_Exercise task_
Print the entries that appear below, exactly as written and without their pictures.

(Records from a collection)
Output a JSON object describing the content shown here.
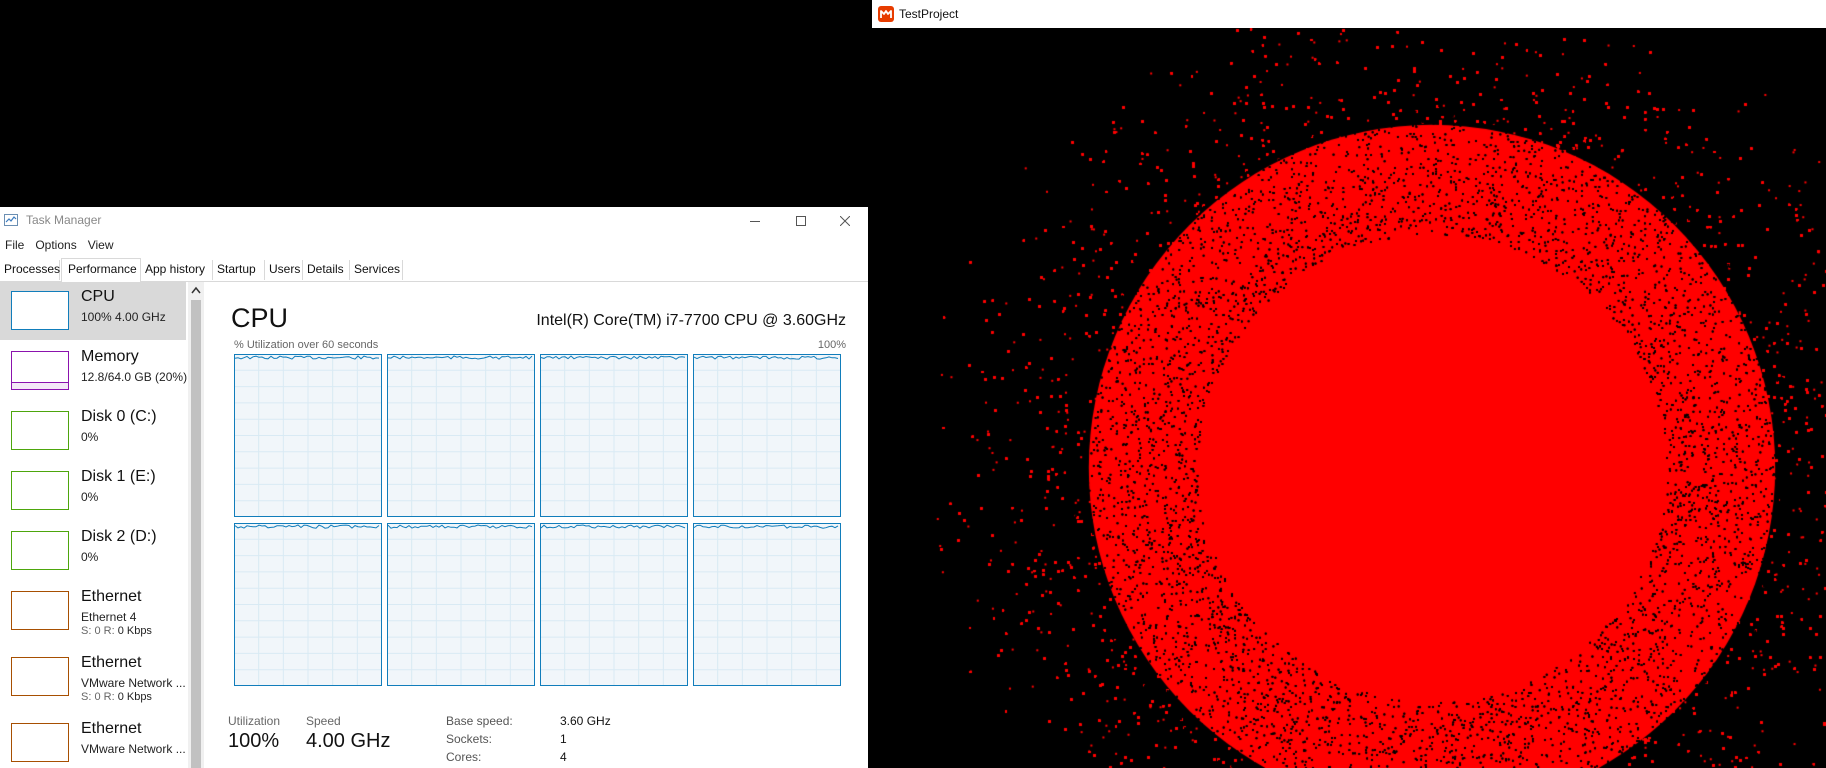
{
  "task_manager": {
    "window_title": "Task Manager",
    "menu": [
      "File",
      "Options",
      "View"
    ],
    "tabs": [
      "Processes",
      "Performance",
      "App history",
      "Startup",
      "Users",
      "Details",
      "Services"
    ],
    "active_tab": "Performance",
    "resources": [
      {
        "name": "CPU",
        "sub": "100%  4.00 GHz",
        "color": "#117dbb",
        "selected": true
      },
      {
        "name": "Memory",
        "sub": "12.8/64.0 GB (20%)",
        "color": "#8b12ae"
      },
      {
        "name": "Disk 0 (C:)",
        "sub": "0%",
        "color": "#4da60c"
      },
      {
        "name": "Disk 1 (E:)",
        "sub": "0%",
        "color": "#4da60c"
      },
      {
        "name": "Disk 2 (D:)",
        "sub": "0%",
        "color": "#4da60c"
      },
      {
        "name": "Ethernet",
        "sub": "Ethernet 4",
        "sub2_label": "S: 0 R: ",
        "sub2_value": "0 Kbps",
        "color": "#a74f01"
      },
      {
        "name": "Ethernet",
        "sub": "VMware Network ...",
        "sub2_label": "S: 0 R: ",
        "sub2_value": "0 Kbps",
        "color": "#a74f01"
      },
      {
        "name": "Ethernet",
        "sub": "VMware Network ...",
        "color": "#a74f01"
      }
    ],
    "cpu": {
      "title": "CPU",
      "model": "Intel(R) Core(TM) i7-7700 CPU @ 3.60GHz",
      "graph_label": "% Utilization over 60 seconds",
      "graph_max": "100%",
      "core_count": 8,
      "core_utilization_percent": 100,
      "utilization_label": "Utilization",
      "utilization_value": "100%",
      "speed_label": "Speed",
      "speed_value": "4.00 GHz",
      "details": [
        {
          "label": "Base speed:",
          "value": "3.60 GHz"
        },
        {
          "label": "Sockets:",
          "value": "1"
        },
        {
          "label": "Cores:",
          "value": "4"
        }
      ]
    }
  },
  "test_project": {
    "window_title": "TestProject"
  },
  "colors": {
    "cpu_accent": "#117dbb",
    "graph_fill": "#f1f6fa",
    "graph_grid": "#d9eaf4",
    "canvas_dots": "#ff0000"
  }
}
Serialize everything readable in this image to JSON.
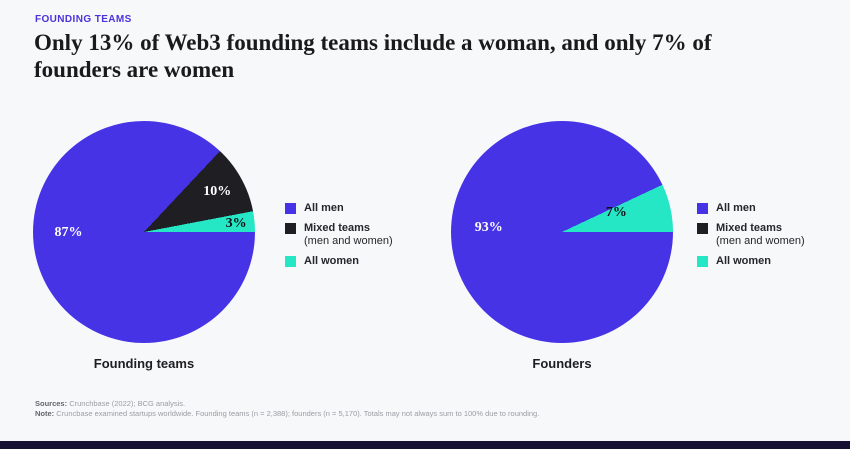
{
  "page": {
    "background": "#f7f8f9",
    "bottom_bar_color": "#181034"
  },
  "header": {
    "eyebrow": "FOUNDING TEAMS",
    "eyebrow_color": "#4b33dc",
    "title_line1": "Only 13% of Web3 founding teams include a woman, and only 7% of",
    "title_line2": "founders are women"
  },
  "colors": {
    "all_men_purple": "#4733e6",
    "mixed_teams_black": "#1f1f23",
    "all_women_teal": "#26e7c5"
  },
  "legend": {
    "items": [
      {
        "label": "All men",
        "sublabel": "",
        "color": "#4733e6"
      },
      {
        "label": "Mixed teams",
        "sublabel": "(men and women)",
        "color": "#1f1f23"
      },
      {
        "label": "All women",
        "sublabel": "",
        "color": "#26e7c5"
      }
    ]
  },
  "chart_data": [
    {
      "type": "pie",
      "title": "Founding teams",
      "start_angle_deg": 90,
      "direction": "clockwise",
      "legend_position": "right",
      "slices": [
        {
          "label": "All men",
          "value": 87,
          "display": "87%",
          "color": "#4733e6",
          "text_color": "#ffffff",
          "label_x_pct": 16,
          "label_y_pct": 50.5
        },
        {
          "label": "Mixed teams (men and women)",
          "value": 10,
          "display": "10%",
          "color": "#1f1f23",
          "text_color": "#ffffff",
          "label_x_pct": 83,
          "label_y_pct": 32
        },
        {
          "label": "All women",
          "value": 3,
          "display": "3%",
          "color": "#26e7c5",
          "text_color": "#101014",
          "label_x_pct": 91.5,
          "label_y_pct": 46.5
        }
      ]
    },
    {
      "type": "pie",
      "title": "Founders",
      "start_angle_deg": 90,
      "direction": "clockwise",
      "legend_position": "right",
      "slices": [
        {
          "label": "All men",
          "value": 93,
          "display": "93%",
          "color": "#4733e6",
          "text_color": "#ffffff",
          "label_x_pct": 17,
          "label_y_pct": 48
        },
        {
          "label": "All women",
          "value": 7,
          "display": "7%",
          "color": "#26e7c5",
          "text_color": "#101014",
          "label_x_pct": 74.5,
          "label_y_pct": 41.5
        }
      ]
    }
  ],
  "footer": {
    "sources_label": "Sources:",
    "sources_text": "Crunchbase (2022); BCG analysis.",
    "note_label": "Note:",
    "note_text": "Cruncbase examined startups worldwide. Founding teams (n = 2,388); founders (n = 5,170). Totals may not always sum to 100% due to rounding."
  }
}
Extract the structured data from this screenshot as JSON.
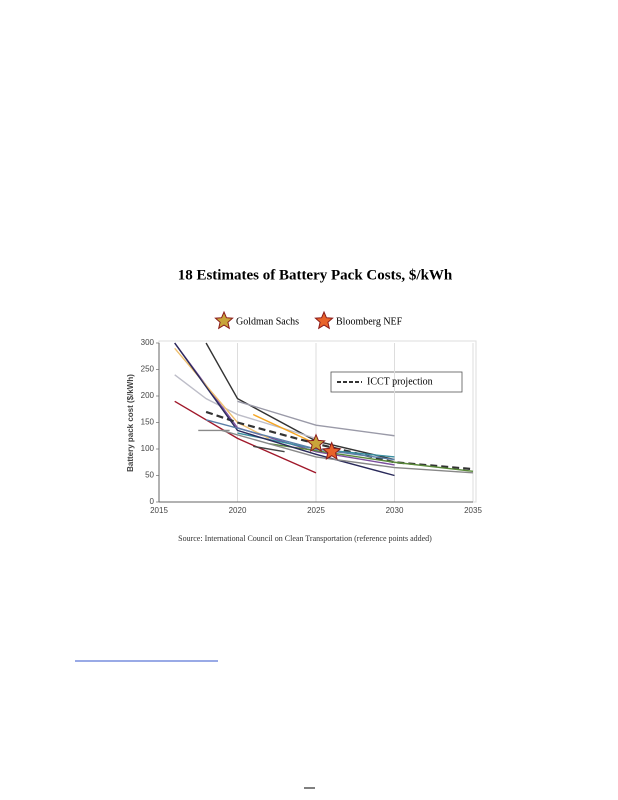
{
  "chart_data": {
    "type": "line",
    "title": "18 Estimates of Battery Pack Costs, $/kWh",
    "y_label": "Battery pack cost ($/kWh)",
    "source": "Source: International Council on Clean Transportation (reference points added)",
    "xlim": [
      2015,
      2035
    ],
    "xticks": [
      2015,
      2020,
      2025,
      2030,
      2035
    ],
    "ylim": [
      0,
      300
    ],
    "yticks": [
      0,
      50,
      100,
      150,
      200,
      250,
      300
    ],
    "grid": true,
    "series": [
      {
        "color": "#333333",
        "x": [
          2018,
          2020,
          2025,
          2030
        ],
        "values": [
          300,
          195,
          115,
          80
        ]
      },
      {
        "color": "#9a9aa8",
        "x": [
          2020,
          2025,
          2030
        ],
        "values": [
          190,
          145,
          125
        ]
      },
      {
        "color": "#bdbdc8",
        "x": [
          2016,
          2018,
          2020,
          2025
        ],
        "values": [
          240,
          195,
          165,
          120
        ]
      },
      {
        "color": "#7b4f9e",
        "x": [
          2016,
          2020,
          2025,
          2030
        ],
        "values": [
          300,
          140,
          95,
          70
        ]
      },
      {
        "color": "#a0182a",
        "x": [
          2016,
          2020,
          2025
        ],
        "values": [
          190,
          120,
          55
        ]
      },
      {
        "color": "#8a8a8a",
        "x": [
          2017.5,
          2019.5
        ],
        "values": [
          135,
          135
        ]
      },
      {
        "color": "#f5a623",
        "x": [
          2021,
          2025
        ],
        "values": [
          165,
          110
        ]
      },
      {
        "color": "#f0c070",
        "x": [
          2016,
          2020,
          2022
        ],
        "values": [
          290,
          150,
          120
        ]
      },
      {
        "name": "ICCT projection",
        "color": "#333333",
        "dashed": true,
        "x": [
          2018,
          2020,
          2025,
          2030,
          2035
        ],
        "values": [
          170,
          150,
          110,
          75,
          62
        ]
      },
      {
        "color": "#3a8fa0",
        "x": [
          2020,
          2025,
          2030
        ],
        "values": [
          130,
          100,
          85
        ]
      },
      {
        "color": "#5a8a3a",
        "x": [
          2022,
          2030,
          2035
        ],
        "values": [
          110,
          75,
          58
        ]
      },
      {
        "color": "#2a2a5a",
        "x": [
          2016,
          2020,
          2025,
          2030
        ],
        "values": [
          300,
          135,
          90,
          50
        ]
      },
      {
        "color": "#5b7fa8",
        "x": [
          2018,
          2025,
          2030
        ],
        "values": [
          155,
          100,
          80
        ]
      },
      {
        "color": "#888888",
        "x": [
          2019,
          2025,
          2030,
          2035
        ],
        "values": [
          135,
          85,
          65,
          55
        ]
      },
      {
        "color": "#444444",
        "x": [
          2021,
          2023
        ],
        "values": [
          105,
          95
        ]
      }
    ],
    "markers": [
      {
        "name": "Goldman Sachs",
        "x": 2025,
        "y": 110,
        "color": "#c9a43a"
      },
      {
        "name": "Bloomberg NEF",
        "x": 2026,
        "y": 95,
        "color": "#e8632a"
      }
    ]
  }
}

_Task solution_
Output a JSON object describing the content shown here.
{
  "task_manager": {
    "window_title": "Task Manager",
    "menu": [
      "File",
      "Options",
      "View"
    ],
    "tabs": [
      "Processes",
      "Performance",
      "App history",
      "Startup",
      "Users",
      "Details",
      "Services"
    ],
    "active_tab": "Performance",
    "resources": [
      {
        "name": "CPU",
        "sub": "100%  4.00 GHz",
        "color": "#117dbb",
        "selected": true
      },
      {
        "name": "Memory",
        "sub": "12.8/64.0 GB (20%)",
        "color": "#8b12ae"
      },
      {
        "name": "Disk 0 (C:)",
        "sub": "0%",
        "color": "#4da60c"
      },
      {
        "name": "Disk 1 (E:)",
        "sub": "0%",
        "color": "#4da60c"
      },
      {
        "name": "Disk 2 (D:)",
        "sub": "0%",
        "color": "#4da60c"
      },
      {
        "name": "Ethernet",
        "sub": "Ethernet 4",
        "sub2_label": "S: 0 R: ",
        "sub2_value": "0 Kbps",
        "color": "#a74f01"
      },
      {
        "name": "Ethernet",
        "sub": "VMware Network ...",
        "sub2_label": "S: 0 R: ",
        "sub2_value": "0 Kbps",
        "color": "#a74f01"
      },
      {
        "name": "Ethernet",
        "sub": "VMware Network ...",
        "color": "#a74f01"
      }
    ],
    "cpu": {
      "title": "CPU",
      "model": "Intel(R) Core(TM) i7-7700 CPU @ 3.60GHz",
      "graph_label": "% Utilization over 60 seconds",
      "graph_max": "100%",
      "core_count": 8,
      "core_utilization_percent": 100,
      "utilization_label": "Utilization",
      "utilization_value": "100%",
      "speed_label": "Speed",
      "speed_value": "4.00 GHz",
      "details": [
        {
          "label": "Base speed:",
          "value": "3.60 GHz"
        },
        {
          "label": "Sockets:",
          "value": "1"
        },
        {
          "label": "Cores:",
          "value": "4"
        }
      ]
    }
  },
  "test_project": {
    "window_title": "TestProject"
  },
  "colors": {
    "cpu_accent": "#117dbb",
    "graph_fill": "#f1f6fa",
    "graph_grid": "#d9eaf4",
    "canvas_dots": "#ff0000"
  }
}
Serialize everything readable in this image to JSON.
{
  "page": {
    "background": "#f7f8f9",
    "bottom_bar_color": "#181034"
  },
  "header": {
    "eyebrow": "FOUNDING TEAMS",
    "eyebrow_color": "#4b33dc",
    "title_line1": "Only 13% of Web3 founding teams include a woman, and only 7% of",
    "title_line2": "founders are women"
  },
  "colors": {
    "all_men_purple": "#4733e6",
    "mixed_teams_black": "#1f1f23",
    "all_women_teal": "#26e7c5"
  },
  "legend": {
    "items": [
      {
        "label": "All men",
        "sublabel": "",
        "color": "#4733e6"
      },
      {
        "label": "Mixed teams",
        "sublabel": "(men and women)",
        "color": "#1f1f23"
      },
      {
        "label": "All women",
        "sublabel": "",
        "color": "#26e7c5"
      }
    ]
  },
  "chart_data": [
    {
      "type": "pie",
      "title": "Founding teams",
      "start_angle_deg": 90,
      "direction": "clockwise",
      "legend_position": "right",
      "slices": [
        {
          "label": "All men",
          "value": 87,
          "display": "87%",
          "color": "#4733e6",
          "text_color": "#ffffff",
          "label_x_pct": 16,
          "label_y_pct": 50.5
        },
        {
          "label": "Mixed teams (men and women)",
          "value": 10,
          "display": "10%",
          "color": "#1f1f23",
          "text_color": "#ffffff",
          "label_x_pct": 83,
          "label_y_pct": 32
        },
        {
          "label": "All women",
          "value": 3,
          "display": "3%",
          "color": "#26e7c5",
          "text_color": "#101014",
          "label_x_pct": 91.5,
          "label_y_pct": 46.5
        }
      ]
    },
    {
      "type": "pie",
      "title": "Founders",
      "start_angle_deg": 90,
      "direction": "clockwise",
      "legend_position": "right",
      "slices": [
        {
          "label": "All men",
          "value": 93,
          "display": "93%",
          "color": "#4733e6",
          "text_color": "#ffffff",
          "label_x_pct": 17,
          "label_y_pct": 48
        },
        {
          "label": "All women",
          "value": 7,
          "display": "7%",
          "color": "#26e7c5",
          "text_color": "#101014",
          "label_x_pct": 74.5,
          "label_y_pct": 41.5
        }
      ]
    }
  ],
  "footer": {
    "sources_label": "Sources:",
    "sources_text": "Crunchbase (2022); BCG analysis.",
    "note_label": "Note:",
    "note_text": "Cruncbase examined startups worldwide. Founding teams (n = 2,388); founders (n = 5,170). Totals may not always sum to 100% due to rounding."
  }
}
Extract the structured data from this screenshot as JSON.
{
  "chart_data": {
    "type": "line",
    "title": "18 Estimates of Battery Pack Costs, $/kWh",
    "y_label": "Battery pack cost ($/kWh)",
    "source": "Source: International Council on Clean Transportation (reference points added)",
    "xlim": [
      2015,
      2035
    ],
    "xticks": [
      2015,
      2020,
      2025,
      2030,
      2035
    ],
    "ylim": [
      0,
      300
    ],
    "yticks": [
      0,
      50,
      100,
      150,
      200,
      250,
      300
    ],
    "grid": true,
    "series": [
      {
        "color": "#333333",
        "x": [
          2018,
          2020,
          2025,
          2030
        ],
        "values": [
          300,
          195,
          115,
          80
        ]
      },
      {
        "color": "#9a9aa8",
        "x": [
          2020,
          2025,
          2030
        ],
        "values": [
          190,
          145,
          125
        ]
      },
      {
        "color": "#bdbdc8",
        "x": [
          2016,
          2018,
          2020,
          2025
        ],
        "values": [
          240,
          195,
          165,
          120
        ]
      },
      {
        "color": "#7b4f9e",
        "x": [
          2016,
          2020,
          2025,
          2030
        ],
        "values": [
          300,
          140,
          95,
          70
        ]
      },
      {
        "color": "#a0182a",
        "x": [
          2016,
          2020,
          2025
        ],
        "values": [
          190,
          120,
          55
        ]
      },
      {
        "color": "#8a8a8a",
        "x": [
          2017.5,
          2019.5
        ],
        "values": [
          135,
          135
        ]
      },
      {
        "color": "#f5a623",
        "x": [
          2021,
          2025
        ],
        "values": [
          165,
          110
        ]
      },
      {
        "color": "#f0c070",
        "x": [
          2016,
          2020,
          2022
        ],
        "values": [
          290,
          150,
          120
        ]
      },
      {
        "name": "ICCT projection",
        "color": "#333333",
        "dashed": true,
        "x": [
          2018,
          2020,
          2025,
          2030,
          2035
        ],
        "values": [
          170,
          150,
          110,
          75,
          62
        ]
      },
      {
        "color": "#3a8fa0",
        "x": [
          2020,
          2025,
          2030
        ],
        "values": [
          130,
          100,
          85
        ]
      },
      {
        "color": "#5a8a3a",
        "x": [
          2022,
          2030,
          2035
        ],
        "values": [
          110,
          75,
          58
        ]
      },
      {
        "color": "#2a2a5a",
        "x": [
          2016,
          2020,
          2025,
          2030
        ],
        "values": [
          300,
          135,
          90,
          50
        ]
      },
      {
        "color": "#5b7fa8",
        "x": [
          2018,
          2025,
          2030
        ],
        "values": [
          155,
          100,
          80
        ]
      },
      {
        "color": "#888888",
        "x": [
          2019,
          2025,
          2030,
          2035
        ],
        "values": [
          135,
          85,
          65,
          55
        ]
      },
      {
        "color": "#444444",
        "x": [
          2021,
          2023
        ],
        "values": [
          105,
          95
        ]
      }
    ],
    "markers": [
      {
        "name": "Goldman Sachs",
        "x": 2025,
        "y": 110,
        "color": "#c9a43a"
      },
      {
        "name": "Bloomberg NEF",
        "x": 2026,
        "y": 95,
        "color": "#e8632a"
      }
    ]
  }
}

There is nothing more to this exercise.